→ **REQUIREMENT**:
Scan the data for "note" and copy the lines it appears in.

╭──

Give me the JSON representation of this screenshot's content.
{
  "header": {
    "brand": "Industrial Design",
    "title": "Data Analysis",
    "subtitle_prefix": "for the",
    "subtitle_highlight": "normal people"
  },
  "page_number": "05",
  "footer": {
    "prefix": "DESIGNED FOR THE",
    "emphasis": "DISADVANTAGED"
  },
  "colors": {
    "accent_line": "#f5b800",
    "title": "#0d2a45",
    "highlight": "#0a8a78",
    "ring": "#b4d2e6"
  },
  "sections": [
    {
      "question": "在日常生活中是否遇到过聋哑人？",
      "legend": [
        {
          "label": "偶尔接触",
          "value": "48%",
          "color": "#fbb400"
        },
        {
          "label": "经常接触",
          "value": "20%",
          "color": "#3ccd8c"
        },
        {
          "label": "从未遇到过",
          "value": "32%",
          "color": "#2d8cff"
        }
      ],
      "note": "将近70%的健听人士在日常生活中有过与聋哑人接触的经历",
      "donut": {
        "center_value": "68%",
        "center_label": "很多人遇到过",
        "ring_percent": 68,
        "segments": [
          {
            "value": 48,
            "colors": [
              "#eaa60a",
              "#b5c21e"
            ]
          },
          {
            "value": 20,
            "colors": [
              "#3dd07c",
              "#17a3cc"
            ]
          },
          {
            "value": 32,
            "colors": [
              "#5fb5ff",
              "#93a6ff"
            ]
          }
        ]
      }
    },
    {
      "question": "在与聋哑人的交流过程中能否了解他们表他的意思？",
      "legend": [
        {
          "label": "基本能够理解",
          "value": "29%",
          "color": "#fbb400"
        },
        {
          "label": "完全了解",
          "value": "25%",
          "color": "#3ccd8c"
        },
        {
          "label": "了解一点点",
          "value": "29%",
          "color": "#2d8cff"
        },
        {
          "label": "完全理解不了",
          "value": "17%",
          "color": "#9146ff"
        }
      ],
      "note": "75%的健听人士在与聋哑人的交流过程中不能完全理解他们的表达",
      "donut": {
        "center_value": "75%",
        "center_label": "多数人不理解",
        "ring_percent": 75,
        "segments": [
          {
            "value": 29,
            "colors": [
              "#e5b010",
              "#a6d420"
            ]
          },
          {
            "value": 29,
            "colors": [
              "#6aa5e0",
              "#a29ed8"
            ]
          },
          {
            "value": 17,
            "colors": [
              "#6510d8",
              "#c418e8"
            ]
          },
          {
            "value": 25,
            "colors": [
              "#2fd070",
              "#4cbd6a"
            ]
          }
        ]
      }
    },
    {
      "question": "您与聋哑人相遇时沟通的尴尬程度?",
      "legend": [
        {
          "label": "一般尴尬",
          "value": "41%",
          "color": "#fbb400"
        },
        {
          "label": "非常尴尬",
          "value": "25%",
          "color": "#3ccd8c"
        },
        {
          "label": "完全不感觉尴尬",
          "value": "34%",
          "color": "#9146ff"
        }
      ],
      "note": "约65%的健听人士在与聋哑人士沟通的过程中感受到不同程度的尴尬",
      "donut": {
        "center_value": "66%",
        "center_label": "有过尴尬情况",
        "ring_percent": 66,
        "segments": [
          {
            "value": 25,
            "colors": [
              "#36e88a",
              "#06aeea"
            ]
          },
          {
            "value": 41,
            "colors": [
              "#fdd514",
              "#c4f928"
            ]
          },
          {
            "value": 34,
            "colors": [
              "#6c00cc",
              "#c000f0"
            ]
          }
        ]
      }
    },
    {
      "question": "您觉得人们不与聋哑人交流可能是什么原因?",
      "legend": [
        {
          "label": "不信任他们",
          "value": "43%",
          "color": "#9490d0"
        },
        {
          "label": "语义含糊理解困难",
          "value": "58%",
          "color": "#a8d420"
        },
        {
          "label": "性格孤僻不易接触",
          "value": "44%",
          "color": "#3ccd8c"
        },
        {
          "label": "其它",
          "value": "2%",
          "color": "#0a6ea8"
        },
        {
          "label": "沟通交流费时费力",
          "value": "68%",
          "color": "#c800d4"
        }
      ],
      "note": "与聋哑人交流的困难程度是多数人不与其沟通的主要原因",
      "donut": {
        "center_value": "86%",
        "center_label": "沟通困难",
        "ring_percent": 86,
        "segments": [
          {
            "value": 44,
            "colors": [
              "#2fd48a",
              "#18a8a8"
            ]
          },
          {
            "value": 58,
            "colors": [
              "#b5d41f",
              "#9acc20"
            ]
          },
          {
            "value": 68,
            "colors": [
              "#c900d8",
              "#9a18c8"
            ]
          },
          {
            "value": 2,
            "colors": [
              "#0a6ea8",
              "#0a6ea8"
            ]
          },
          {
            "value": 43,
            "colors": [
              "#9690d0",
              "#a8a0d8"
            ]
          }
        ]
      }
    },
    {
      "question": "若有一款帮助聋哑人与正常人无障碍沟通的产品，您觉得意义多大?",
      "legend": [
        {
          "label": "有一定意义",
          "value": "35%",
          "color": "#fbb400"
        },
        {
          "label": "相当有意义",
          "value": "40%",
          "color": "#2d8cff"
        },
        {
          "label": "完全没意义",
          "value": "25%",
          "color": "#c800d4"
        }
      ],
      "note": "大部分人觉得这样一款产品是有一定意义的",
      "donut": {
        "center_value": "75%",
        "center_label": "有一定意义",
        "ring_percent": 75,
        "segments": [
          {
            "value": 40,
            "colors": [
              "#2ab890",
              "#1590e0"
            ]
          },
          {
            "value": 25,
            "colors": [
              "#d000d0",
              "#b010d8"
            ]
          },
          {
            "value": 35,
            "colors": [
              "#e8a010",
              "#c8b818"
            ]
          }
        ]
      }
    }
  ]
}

╰──

→ **TASK RESULT**:
      "note": "将近70%的健听人士在日常生活中有过与聋哑人接触的经历",
      "note": "75%的健听人士在与聋哑人的交流过程中不能完全理解他们的表达",
      "note": "约65%的健听人士在与聋哑人士沟通的过程中感受到不同程度的尴尬",
      "note": "与聋哑人交流的困难程度是多数人不与其沟通的主要原因",
      "note": "大部分人觉得这样一款产品是有一定意义的",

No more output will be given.